• DATA IN THIS EXERCISE:
==================================================

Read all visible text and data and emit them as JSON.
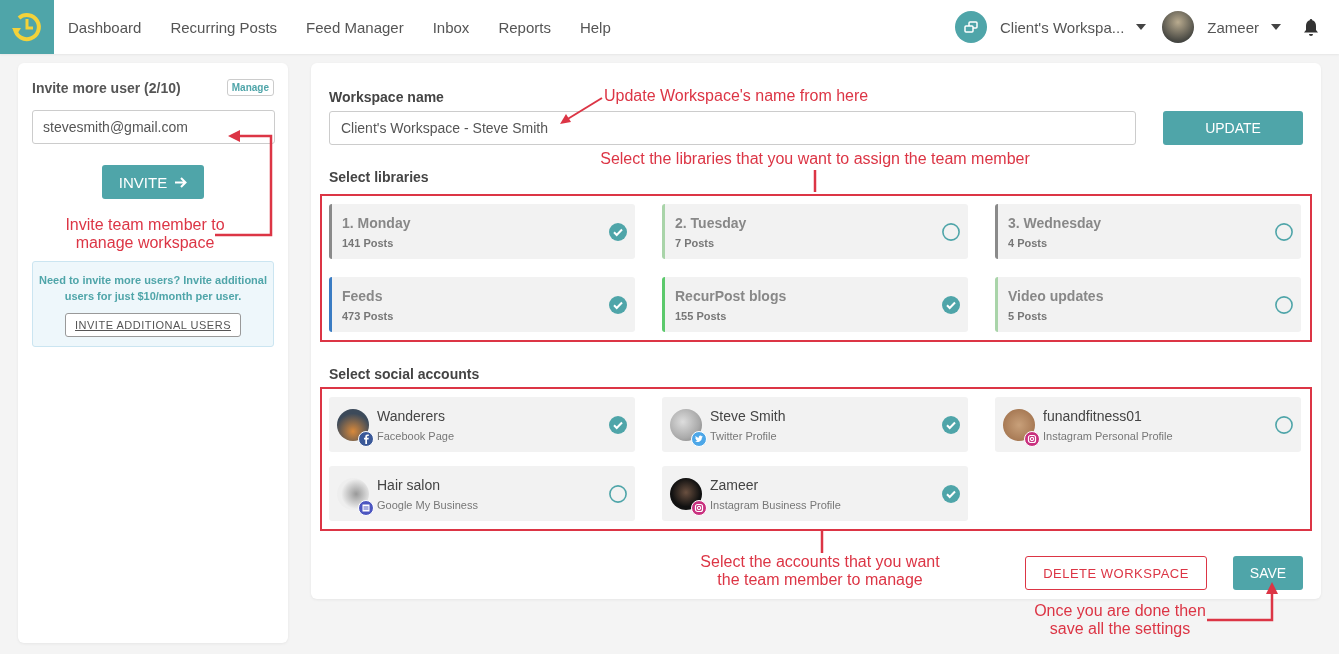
{
  "nav": {
    "menu": [
      "Dashboard",
      "Recurring Posts",
      "Feed Manager",
      "Inbox",
      "Reports",
      "Help"
    ],
    "workspace": "Client's Workspa...",
    "user": "Zameer"
  },
  "invite_panel": {
    "title": "Invite more user (2/10)",
    "manage_button": "Manage",
    "email": {
      "value": "stevesmith@gmail.com"
    },
    "invite_button": "INVITE",
    "note": "Need to invite more users? Invite additional users for just $10/month per user.",
    "additional_button": "INVITE ADDITIONAL USERS"
  },
  "workspace": {
    "name_label": "Workspace name",
    "name": {
      "value": "Client's Workspace - Steve Smith"
    },
    "update_button": "UPDATE",
    "libraries_label": "Select libraries",
    "libraries": [
      {
        "name": "1. Monday",
        "count": "141 Posts",
        "color": "#8a8a8a",
        "selected": true
      },
      {
        "name": "2. Tuesday",
        "count": "7 Posts",
        "color": "#a9d4a9",
        "selected": false
      },
      {
        "name": "3. Wednesday",
        "count": "4 Posts",
        "color": "#8a8a8a",
        "selected": false
      },
      {
        "name": "Feeds",
        "count": "473 Posts",
        "color": "#3a7cc3",
        "selected": true
      },
      {
        "name": "RecurPost blogs",
        "count": "155 Posts",
        "color": "#5cc96c",
        "selected": true
      },
      {
        "name": "Video updates",
        "count": "5 Posts",
        "color": "#a9d4a9",
        "selected": false
      }
    ],
    "accounts_label": "Select social accounts",
    "accounts": [
      {
        "name": "Wanderers",
        "type": "Facebook Page",
        "kind": "facebook",
        "selected": true
      },
      {
        "name": "Steve Smith",
        "type": "Twitter Profile",
        "kind": "twitter",
        "selected": true
      },
      {
        "name": "funandfitness01",
        "type": "Instagram Personal Profile",
        "kind": "instagram",
        "selected": false
      },
      {
        "name": "Hair salon",
        "type": "Google My Business",
        "kind": "google",
        "selected": false
      },
      {
        "name": "Zameer",
        "type": "Instagram Business Profile",
        "kind": "instagram",
        "selected": true
      }
    ],
    "delete_button": "DELETE WORKSPACE",
    "save_button": "SAVE"
  },
  "annotations": [
    {
      "text": "Update Workspace's name from here"
    },
    {
      "text": "Select the libraries that you want to assign the team member"
    },
    {
      "text": "Invite team member to manage workspace"
    },
    {
      "text": "Select the accounts that you want the team member to manage"
    },
    {
      "text": "Once you are done then save all the settings"
    }
  ]
}
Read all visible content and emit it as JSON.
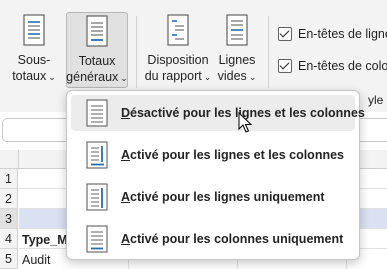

==================================================

• SHORT EXERCISE:
Quote the records in their entirety, keeping the wording exact and excluding pictures.

• EXPECTED ANSWER:
Read all visible text and data and emit them as JSON.
{
  "nav": {
    "menu": [
      "Dashboard",
      "Recurring Posts",
      "Feed Manager",
      "Inbox",
      "Reports",
      "Help"
    ],
    "workspace": "Client's Workspa...",
    "user": "Zameer"
  },
  "invite_panel": {
    "title": "Invite more user (2/10)",
    "manage_button": "Manage",
    "email": {
      "value": "stevesmith@gmail.com"
    },
    "invite_button": "INVITE",
    "note": "Need to invite more users? Invite additional users for just $10/month per user.",
    "additional_button": "INVITE ADDITIONAL USERS"
  },
  "workspace": {
    "name_label": "Workspace name",
    "name": {
      "value": "Client's Workspace - Steve Smith"
    },
    "update_button": "UPDATE",
    "libraries_label": "Select libraries",
    "libraries": [
      {
        "name": "1. Monday",
        "count": "141 Posts",
        "color": "#8a8a8a",
        "selected": true
      },
      {
        "name": "2. Tuesday",
        "count": "7 Posts",
        "color": "#a9d4a9",
        "selected": false
      },
      {
        "name": "3. Wednesday",
        "count": "4 Posts",
        "color": "#8a8a8a",
        "selected": false
      },
      {
        "name": "Feeds",
        "count": "473 Posts",
        "color": "#3a7cc3",
        "selected": true
      },
      {
        "name": "RecurPost blogs",
        "count": "155 Posts",
        "color": "#5cc96c",
        "selected": true
      },
      {
        "name": "Video updates",
        "count": "5 Posts",
        "color": "#a9d4a9",
        "selected": false
      }
    ],
    "accounts_label": "Select social accounts",
    "accounts": [
      {
        "name": "Wanderers",
        "type": "Facebook Page",
        "kind": "facebook",
        "selected": true
      },
      {
        "name": "Steve Smith",
        "type": "Twitter Profile",
        "kind": "twitter",
        "selected": true
      },
      {
        "name": "funandfitness01",
        "type": "Instagram Personal Profile",
        "kind": "instagram",
        "selected": false
      },
      {
        "name": "Hair salon",
        "type": "Google My Business",
        "kind": "google",
        "selected": false
      },
      {
        "name": "Zameer",
        "type": "Instagram Business Profile",
        "kind": "instagram",
        "selected": true
      }
    ],
    "delete_button": "DELETE WORKSPACE",
    "save_button": "SAVE"
  },
  "annotations": [
    {
      "text": "Update Workspace's name from here"
    },
    {
      "text": "Select the libraries that you want to assign the team member"
    },
    {
      "text": "Invite team member to manage workspace"
    },
    {
      "text": "Select the accounts that you want the team member to manage"
    },
    {
      "text": "Once you are done then save all the settings"
    }
  ]
}
Read all visible content and emit it as JSON.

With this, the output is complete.